Below are the records; locate each line with the word "structure" and copy it.

....................

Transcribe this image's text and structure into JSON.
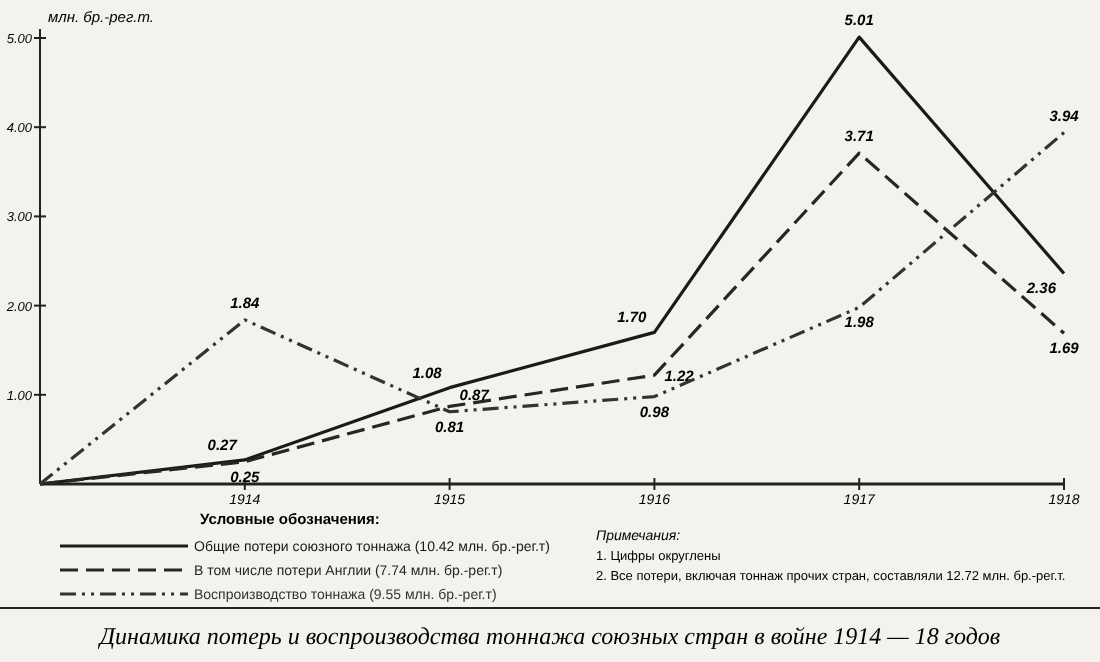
{
  "chart_data": {
    "type": "line",
    "title": "Динамика потерь и воспроизводства тоннажа союзных стран в войне 1914 — 18 годов",
    "ylabel": "млн. бр.-рег.т.",
    "legend_title": "Условные обозначения:",
    "legend": "bottom",
    "x": [
      1913,
      1914,
      1915,
      1916,
      1917,
      1918
    ],
    "xlim": [
      1913,
      1918
    ],
    "xticks": [
      1914,
      1915,
      1916,
      1917,
      1918
    ],
    "ylim": [
      0,
      5.1
    ],
    "yticks": [
      {
        "value": 1,
        "label": "1.00"
      },
      {
        "value": 2,
        "label": "2.00"
      },
      {
        "value": 3,
        "label": "3.00"
      },
      {
        "value": 4,
        "label": "4.00"
      },
      {
        "value": 5,
        "label": "5.00"
      }
    ],
    "series": [
      {
        "name": "Общие потери союзного тоннажа (10.42 млн. бр.-рег.т)",
        "color": "#1a1a1a",
        "line_style": "solid",
        "values": [
          0,
          0.27,
          1.08,
          1.7,
          5.01,
          2.36
        ],
        "value_labels": [
          null,
          "0.27",
          "1.08",
          "1.70",
          "5.01",
          "2.36"
        ]
      },
      {
        "name": "В том числе потери Англии (7.74 млн. бр.-рег.т)",
        "color": "#262626",
        "line_style": "dashed",
        "values": [
          0,
          0.25,
          0.87,
          1.22,
          3.71,
          1.69
        ],
        "value_labels": [
          null,
          "0.25",
          "0.87",
          "1.22",
          "3.71",
          "1.69"
        ]
      },
      {
        "name": "Воспроизводство тоннажа (9.55 млн. бр.-рег.т)",
        "color": "#333333",
        "line_style": "dotted",
        "values": [
          0,
          1.84,
          0.81,
          0.98,
          1.98,
          3.94
        ],
        "value_labels": [
          null,
          "1.84",
          "0.81",
          "0.98",
          "1.98",
          "3.94"
        ]
      }
    ],
    "annotations": [
      "Примечания:",
      "1. Цифры округлены",
      "2. Все потери, включая тоннаж прочих стран, составляли 12.72 млн. бр.-рег.т."
    ]
  }
}
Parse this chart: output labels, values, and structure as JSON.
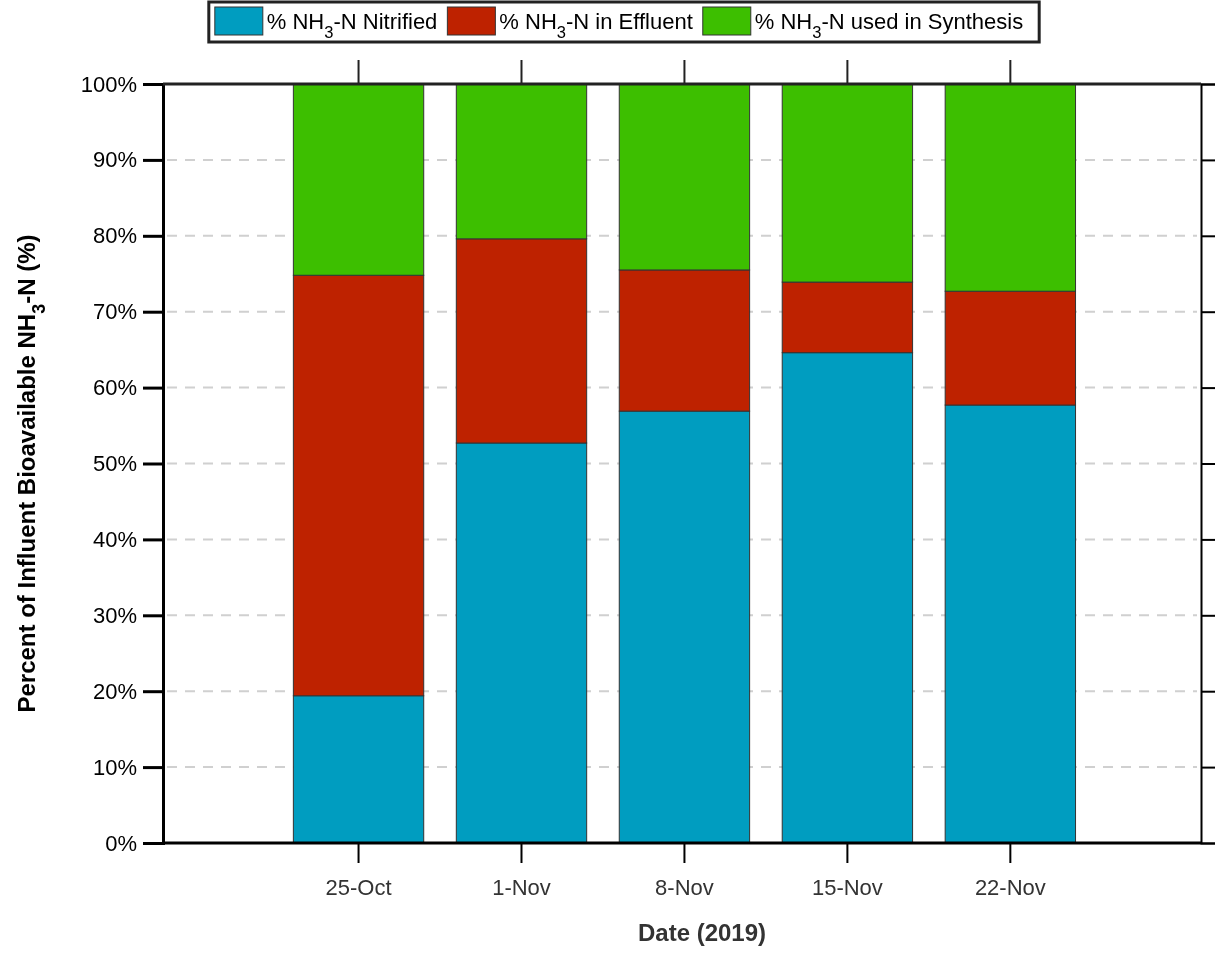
{
  "chart_data": {
    "type": "bar",
    "stacked": true,
    "xlabel": "Date (2019)",
    "ylabel": "Percent of Influent Bioavailable NH$_{3}$-N (%)",
    "categories": [
      "25-Oct",
      "1-Nov",
      "8-Nov",
      "15-Nov",
      "22-Nov"
    ],
    "series": [
      {
        "name": "% NH$_{3}$-N Nitrified",
        "color": "#009dc0",
        "values": [
          19.4,
          52.7,
          56.9,
          64.6,
          57.7
        ]
      },
      {
        "name": "% NH$_{3}$-N in Effluent",
        "color": "#be2200",
        "values": [
          55.4,
          26.9,
          18.6,
          9.3,
          15.0
        ]
      },
      {
        "name": "% NH$_{3}$-N used in Synthesis",
        "color": "#3dbf00",
        "values": [
          25.2,
          20.4,
          24.5,
          26.1,
          27.3
        ]
      }
    ],
    "ylim": [
      0,
      100
    ],
    "yticks": [
      {
        "value": 0,
        "label": "0%"
      },
      {
        "value": 10,
        "label": "10%"
      },
      {
        "value": 20,
        "label": "20%"
      },
      {
        "value": 30,
        "label": "30%"
      },
      {
        "value": 40,
        "label": "40%"
      },
      {
        "value": 50,
        "label": "50%"
      },
      {
        "value": 60,
        "label": "60%"
      },
      {
        "value": 70,
        "label": "70%"
      },
      {
        "value": 80,
        "label": "80%"
      },
      {
        "value": 90,
        "label": "90%"
      },
      {
        "value": 100,
        "label": "100%"
      }
    ],
    "grid": "y",
    "legend": "top"
  }
}
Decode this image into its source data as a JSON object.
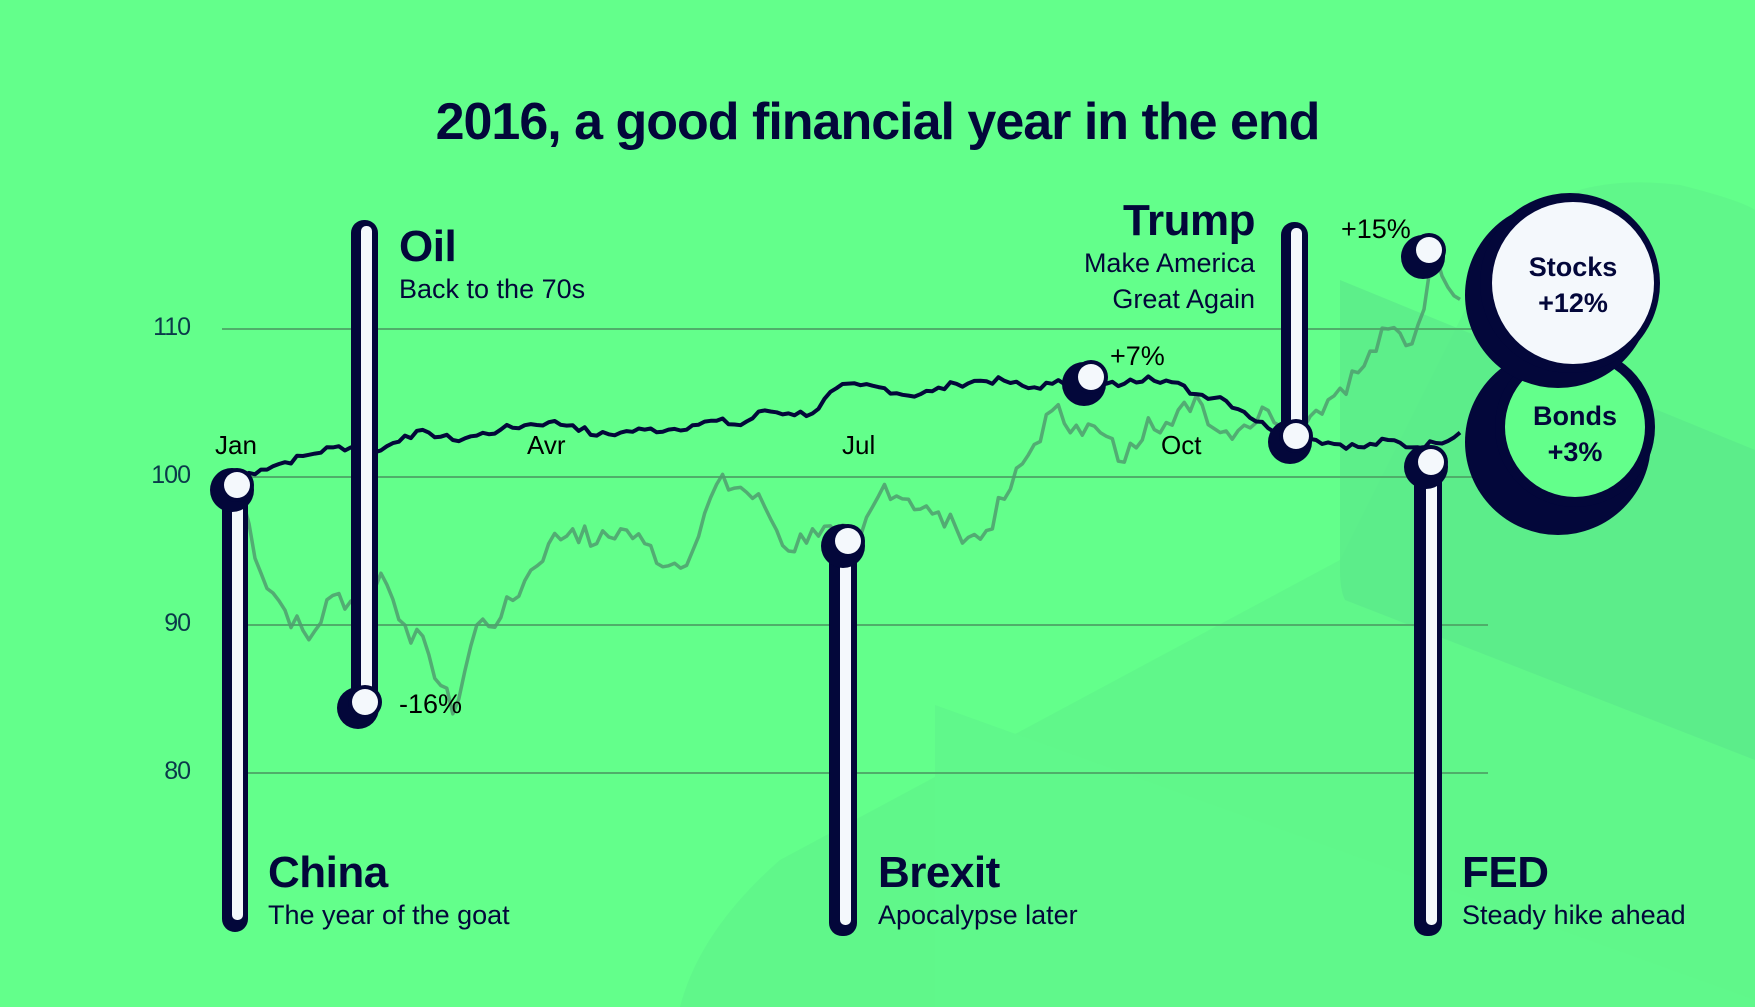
{
  "title": "2016, a good financial year in the end",
  "colors": {
    "background": "#63ff8b",
    "navy": "#03073a",
    "pin_fill": "#f4f8fc",
    "stocks_line": "#4f9d6e",
    "bonds_line": "#03073a",
    "gridline": "#4fae6a"
  },
  "y_axis": {
    "ticks": [
      "110",
      "100",
      "90",
      "80"
    ]
  },
  "x_axis": {
    "ticks": [
      "Jan",
      "Avr",
      "Jul",
      "Oct"
    ]
  },
  "events": {
    "china": {
      "title": "China",
      "subtitle": "The year of the goat"
    },
    "oil": {
      "title": "Oil",
      "subtitle": "Back to the 70s",
      "change": "-16%"
    },
    "brexit": {
      "title": "Brexit",
      "subtitle": "Apocalypse later"
    },
    "trump": {
      "title": "Trump",
      "subtitle_line1": "Make America",
      "subtitle_line2": "Great Again"
    },
    "fed": {
      "title": "FED",
      "subtitle": "Steady hike ahead"
    }
  },
  "annotations": {
    "peak_mid": "+7%",
    "peak_end": "+15%"
  },
  "legend": {
    "stocks": {
      "label": "Stocks",
      "value": "+12%"
    },
    "bonds": {
      "label": "Bonds",
      "value": "+3%"
    }
  },
  "chart_data": {
    "type": "line",
    "title": "2016, a good financial year in the end",
    "xlabel": "",
    "ylabel": "",
    "ylim": [
      75,
      115
    ],
    "yticks": [
      80,
      90,
      100,
      110
    ],
    "xticks": [
      "Jan",
      "Avr",
      "Jul",
      "Oct"
    ],
    "grid": true,
    "legend_position": "right",
    "x": [
      "W1",
      "W2",
      "W3",
      "W4",
      "W5",
      "W6",
      "W7",
      "W8",
      "W9",
      "W10",
      "W11",
      "W12",
      "W13",
      "W14",
      "W15",
      "W16",
      "W17",
      "W18",
      "W19",
      "W20",
      "W21",
      "W22",
      "W23",
      "W24",
      "W25",
      "W26",
      "W27",
      "W28",
      "W29",
      "W30",
      "W31",
      "W32",
      "W33",
      "W34",
      "W35",
      "W36",
      "W37",
      "W38",
      "W39",
      "W40",
      "W41",
      "W42",
      "W43",
      "W44",
      "W45",
      "W46",
      "W47",
      "W48",
      "W49",
      "W50",
      "W51",
      "W52"
    ],
    "series": [
      {
        "name": "Stocks",
        "final_change": "+12%",
        "values": [
          100,
          93.5,
          91,
          89,
          92,
          91.5,
          93.5,
          90,
          88,
          84,
          90,
          90.5,
          93,
          95.5,
          96.5,
          95.5,
          96.5,
          95.5,
          94,
          95,
          99.5,
          99.3,
          98,
          95,
          96.5,
          96,
          96,
          99.5,
          98.5,
          97.5,
          96.5,
          95.8,
          98.5,
          101.5,
          104.5,
          103.5,
          103,
          101,
          104,
          103.5,
          105.5,
          103,
          103.5,
          104.5,
          103.5,
          104.5,
          106,
          107.5,
          110,
          109,
          115,
          112
        ]
      },
      {
        "name": "Bonds",
        "final_change": "+3%",
        "values": [
          100,
          100.5,
          101,
          101.5,
          102,
          102,
          101.8,
          102.8,
          103,
          102.5,
          102.8,
          103.2,
          103.5,
          103.7,
          103.5,
          102.8,
          103,
          103.2,
          103.2,
          103.5,
          103.8,
          103.5,
          104.5,
          104.3,
          104.3,
          106,
          106.2,
          106,
          105.5,
          105.8,
          106.3,
          106.5,
          106.5,
          106,
          106.3,
          106.5,
          106.2,
          106.3,
          106.8,
          106.4,
          105.6,
          105.4,
          104.4,
          103.3,
          103,
          102.5,
          102.2,
          102,
          102.5,
          102,
          102.3,
          103
        ]
      }
    ],
    "events": [
      {
        "name": "China",
        "subtitle": "The year of the goat",
        "x_index": 0,
        "value": 100
      },
      {
        "name": "Oil",
        "subtitle": "Back to the 70s",
        "x_index": 9,
        "value": 84,
        "change": "-16%"
      },
      {
        "name": "Brexit",
        "subtitle": "Apocalypse later",
        "x_index": 25,
        "value": 95.5
      },
      {
        "name": "Trump",
        "subtitle": "Make America Great Again",
        "x_index": 44,
        "value": 102.5
      },
      {
        "name": "FED",
        "subtitle": "Steady hike ahead",
        "x_index": 49,
        "value": 101
      }
    ],
    "annotations": [
      {
        "text": "+7%",
        "series": "Bonds",
        "x_index": 36,
        "value": 106.5
      },
      {
        "text": "+15%",
        "series": "Stocks",
        "x_index": 49,
        "value": 115
      },
      {
        "text": "-16%",
        "series": "Stocks",
        "x_index": 9,
        "value": 84
      }
    ]
  }
}
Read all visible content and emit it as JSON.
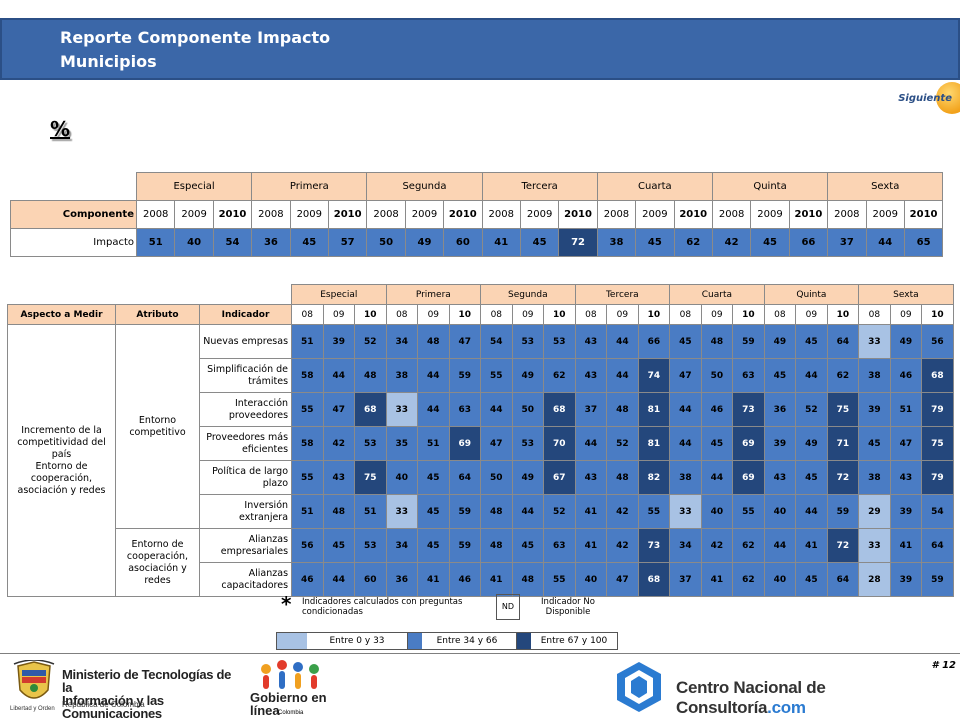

....................

* [REPLY TO THE TASK]
Transcribe this image's text and structure into JSON.
Parse this chart: output labels, values, and structure as JSON.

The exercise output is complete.